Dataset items
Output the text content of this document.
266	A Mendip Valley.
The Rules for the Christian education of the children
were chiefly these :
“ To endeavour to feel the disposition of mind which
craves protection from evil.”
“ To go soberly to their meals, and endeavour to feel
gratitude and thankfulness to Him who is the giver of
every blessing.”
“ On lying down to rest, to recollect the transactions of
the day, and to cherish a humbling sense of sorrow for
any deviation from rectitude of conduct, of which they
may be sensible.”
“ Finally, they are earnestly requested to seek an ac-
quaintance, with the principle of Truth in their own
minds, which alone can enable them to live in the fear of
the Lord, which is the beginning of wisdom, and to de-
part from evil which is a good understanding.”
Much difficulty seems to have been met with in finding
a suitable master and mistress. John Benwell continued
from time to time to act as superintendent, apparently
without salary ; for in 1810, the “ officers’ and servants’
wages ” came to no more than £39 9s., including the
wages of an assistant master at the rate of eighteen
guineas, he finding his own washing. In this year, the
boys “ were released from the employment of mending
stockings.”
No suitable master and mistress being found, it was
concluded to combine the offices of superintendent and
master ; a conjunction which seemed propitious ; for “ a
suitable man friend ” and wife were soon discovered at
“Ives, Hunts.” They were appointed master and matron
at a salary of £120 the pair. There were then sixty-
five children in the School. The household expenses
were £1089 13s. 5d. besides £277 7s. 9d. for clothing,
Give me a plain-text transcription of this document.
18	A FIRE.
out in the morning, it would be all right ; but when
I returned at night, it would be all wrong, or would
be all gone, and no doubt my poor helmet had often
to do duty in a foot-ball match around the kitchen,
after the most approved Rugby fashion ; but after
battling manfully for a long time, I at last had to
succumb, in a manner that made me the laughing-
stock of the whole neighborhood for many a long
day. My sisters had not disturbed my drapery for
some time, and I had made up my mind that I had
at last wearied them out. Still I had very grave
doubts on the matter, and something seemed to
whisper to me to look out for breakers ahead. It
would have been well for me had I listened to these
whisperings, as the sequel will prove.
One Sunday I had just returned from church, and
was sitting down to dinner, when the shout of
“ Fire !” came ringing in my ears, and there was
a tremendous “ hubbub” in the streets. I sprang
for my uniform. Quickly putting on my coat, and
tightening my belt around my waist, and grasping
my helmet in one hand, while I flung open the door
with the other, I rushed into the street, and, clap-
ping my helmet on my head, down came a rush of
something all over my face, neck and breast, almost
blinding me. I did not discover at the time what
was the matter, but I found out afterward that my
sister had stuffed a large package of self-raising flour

Task to complete: Using the data above, repeat every line exactly.

Solution to the exercise:
Output the text content of this document.
266	A Mendip Valley.
The Rules for the Christian education of the children
were chiefly these :
“ To endeavour to feel the disposition of mind which
craves protection from evil.”
“ To go soberly to their meals, and endeavour to feel
gratitude and thankfulness to Him who is the giver of
every blessing.”
“ On lying down to rest, to recollect the transactions of
the day, and to cherish a humbling sense of sorrow for
any deviation from rectitude of conduct, of which they
may be sensible.”
“ Finally, they are earnestly requested to seek an ac-
quaintance, with the principle of Truth in their own
minds, which alone can enable them to live in the fear of
the Lord, which is the beginning of wisdom, and to de-
part from evil which is a good understanding.”
Much difficulty seems to have been met with in finding
a suitable master and mistress. John Benwell continued
from time to time to act as superintendent, apparently
without salary ; for in 1810, the “ officers’ and servants’
wages ” came to no more than £39 9s., including the
wages of an assistant master at the rate of eighteen
guineas, he finding his own washing. In this year, the
boys “ were released from the employment of mending
stockings.”
No suitable master and mistress being found, it was
concluded to combine the offices of superintendent and
master ; a conjunction which seemed propitious ; for “ a
suitable man friend ” and wife were soon discovered at
“Ives, Hunts.” They were appointed master and matron
at a salary of £120 the pair. There were then sixty-
five children in the School. The household expenses
were £1089 13s. 5d. besides £277 7s. 9d. for clothing,
Give me a plain-text transcription of this document.
18	A FIRE.
out in the morning, it would be all right ; but when
I returned at night, it would be all wrong, or would
be all gone, and no doubt my poor helmet had often
to do duty in a foot-ball match around the kitchen,
after the most approved Rugby fashion ; but after
battling manfully for a long time, I at last had to
succumb, in a manner that made me the laughing-
stock of the whole neighborhood for many a long
day. My sisters had not disturbed my drapery for
some time, and I had made up my mind that I had
at last wearied them out. Still I had very grave
doubts on the matter, and something seemed to
whisper to me to look out for breakers ahead. It
would have been well for me had I listened to these
whisperings, as the sequel will prove.
One Sunday I had just returned from church, and
was sitting down to dinner, when the shout of
“ Fire !” came ringing in my ears, and there was
a tremendous “ hubbub” in the streets. I sprang
for my uniform. Quickly putting on my coat, and
tightening my belt around my waist, and grasping
my helmet in one hand, while I flung open the door
with the other, I rushed into the street, and, clap-
ping my helmet on my head, down came a rush of
something all over my face, neck and breast, almost
blinding me. I did not discover at the time what
was the matter, but I found out afterward that my
sister had stuffed a large package of self-raising flour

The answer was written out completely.